Texte fourni =>

____________________

Patois vivant



Les ouvriers agricoles


souvenirs d'André Berger

 

Les ouvriers agricoles
Lou manôre

(patois de Savigneux)

lu par l'auteur au cours d'une veillée Patois vivant
au Centre social de Montbrison en 1998


André Berger, petit garçon

pour écouter cliquer ci-dessous

(3 min 25 s)

Présentation en français : Ce que je vais vous raconter là, c'est tout de même pas mal de ma vie...

En ce temps j'avais 14 ans, grand et assez fort pour mon âge - [je suis ] toujours grand - et [j'avais] déjà l'habitude de travailler chez le père qui avait une petite ferme de huit vaches, un cheval et quelques truies. Et c'est lui qui a décidé : Tu peux aller en journée chez les patrons si tu veux gagner un peu d'argent.

La main-d'oeuvre était rare. Il y avait une préférence pour l'usine qui occupait beaucoup de monde et qui payait mieux. C'était bien dur pour partir le matin de bonne heure pour arriver soleil levant. L'hiver c'était bon, mais l'été les jours étaient longs jusqu'au soleil couchant.

[ Dans] Les bonnes maisons les patrons donnaient la chopine de vin, les autres le vin était baptisé avec beaucoup d'eau, beaucoup. Vers les huit heures la servante apportait à manger. Dans la gamelle la soupe était faite de pain, de chou et de lard qui donnait bon goût au bouillon. Le couteau était dans la poche des pantalons. C'était le compagnon indispensable de l'ouvrier. Du fromage "vachard", qui était fait avec du lait écrémé, terminait le repas.

____________________

Données enregistrées =>
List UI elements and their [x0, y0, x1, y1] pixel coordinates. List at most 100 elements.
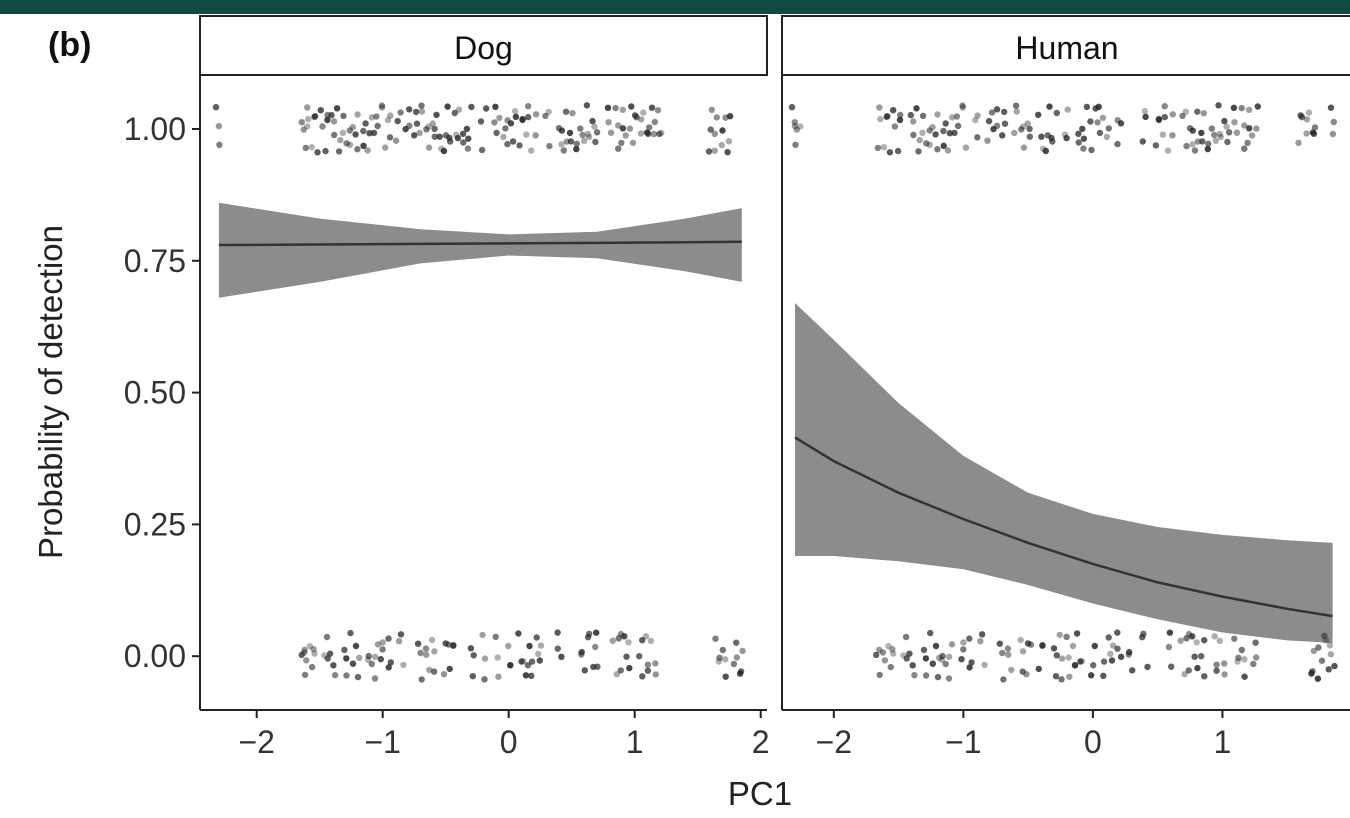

____________________

Consignes =>
A - Réécrivez le passage sur les ouvriers agricoles en partant de "pour écouter cliquer" et en allant jusqu'à "un peu d'argent.", avec "mulet" à la place de "cheval".
B - Poursuivez le récit sur les ouvriers agricoles après sa dernière phrase.

Résultats par tâche =>
A -
pour écouter cliquer ci-dessous

(3 min 25 s)

Présentation en français : Ce que je vais vous raconter là, c'est tout de même pas mal de ma vie...

En ce temps j'avais 14 ans, grand et assez fort pour mon âge - [je suis ] toujours grand - et [j'avais] déjà l'habitude de travailler chez le père qui avait une petite ferme de huit vaches, un mulet et quelques truies. Et c'est lui qui a décidé : Tu peux aller en journée chez les patrons si tu veux gagner un peu d'argent.

B -
Avant de saisir l'outil les anciens roulaient une cigarette. Ils fumaient presque tous. Ils avaient pris l'habitude dans les tranchées pendant la guerre de quatorze. Les anciens couchaient dans les étables. Ils ne se lavaient presque jamais, un peu les mains et le nez [la figure]. Ils sentaient le fumier, le purin, la sueur.

La panse bien garnie, reprise jusqu'à midi - à l'heure du soleil. Pour dîner nous étions une grande tablée, nous étions beaucoup : le père, la mère, les enfants, les valets, la servante, les vieux
[parents] qui vivaient derrière le fourneau et les ouvriers.

Le bichon d'eau et le vin étaient sur la table. C'était le patron ou le premier valet qui faisait le service du vin de marchand. Il n'était pas toujours bon. Nous le buvions quand même. Salade, pommes de terre, viande de cochon, qui était salée, et le fromage faisaient le repas.

Après c'était le moment de faire la sieste qui durait à peu près une demi-heure, couché sur la veste à l'ombre en été, sous un abri
[l'aurio (1)] quand il faisait moins chaud.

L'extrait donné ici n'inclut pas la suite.